**Task prompt:**
State the number of lines where "name" appears. Add nothing else.
- - -
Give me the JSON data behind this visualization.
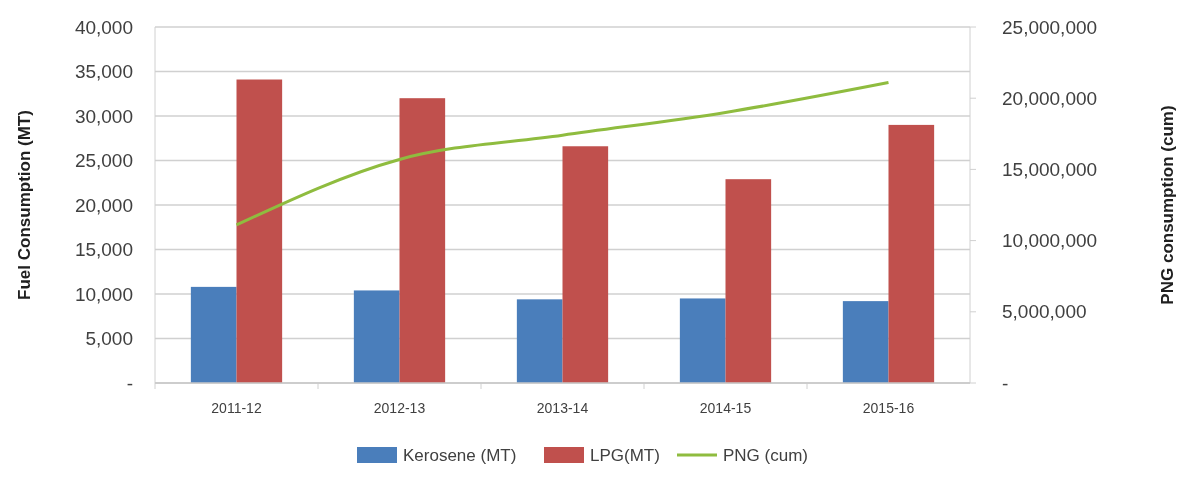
{
  "chart_data": {
    "type": "bar",
    "ylabel": "Fuel Consumption (MT)",
    "y2label": "PNG consumption (cum)",
    "categories": [
      "2011-12",
      "2012-13",
      "2013-14",
      "2014-15",
      "2015-16"
    ],
    "series": [
      {
        "name": "Kerosene (MT)",
        "color": "#4a7ebb",
        "values": [
          10800,
          10400,
          9400,
          9500,
          9200
        ]
      },
      {
        "name": "LPG(MT)",
        "color": "#c0504d",
        "values": [
          34100,
          32000,
          26600,
          22900,
          29000
        ]
      },
      {
        "name": "PNG (cum)",
        "type": "line",
        "axis": "y2",
        "color": "#8fbc3f",
        "values": [
          11100000,
          15700000,
          17400000,
          19000000,
          21100000
        ]
      }
    ],
    "ylim": [
      0,
      40000
    ],
    "yticks": [
      {
        "value": 0,
        "label": "-"
      },
      {
        "value": 5000,
        "label": "5,000"
      },
      {
        "value": 10000,
        "label": "10,000"
      },
      {
        "value": 15000,
        "label": "15,000"
      },
      {
        "value": 20000,
        "label": "20,000"
      },
      {
        "value": 25000,
        "label": "25,000"
      },
      {
        "value": 30000,
        "label": "30,000"
      },
      {
        "value": 35000,
        "label": "35,000"
      },
      {
        "value": 40000,
        "label": "40,000"
      }
    ],
    "y2lim": [
      0,
      25000000
    ],
    "y2ticks": [
      {
        "value": 0,
        "label": "-"
      },
      {
        "value": 5000000,
        "label": "5,000,000"
      },
      {
        "value": 10000000,
        "label": "10,000,000"
      },
      {
        "value": 15000000,
        "label": "15,000,000"
      },
      {
        "value": 20000000,
        "label": "20,000,000"
      },
      {
        "value": 25000000,
        "label": "25,000,000"
      }
    ],
    "grid": "y",
    "legend": "bottom",
    "marker": "none",
    "line_style": "solid"
  }
}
- - -
**Full output:**
3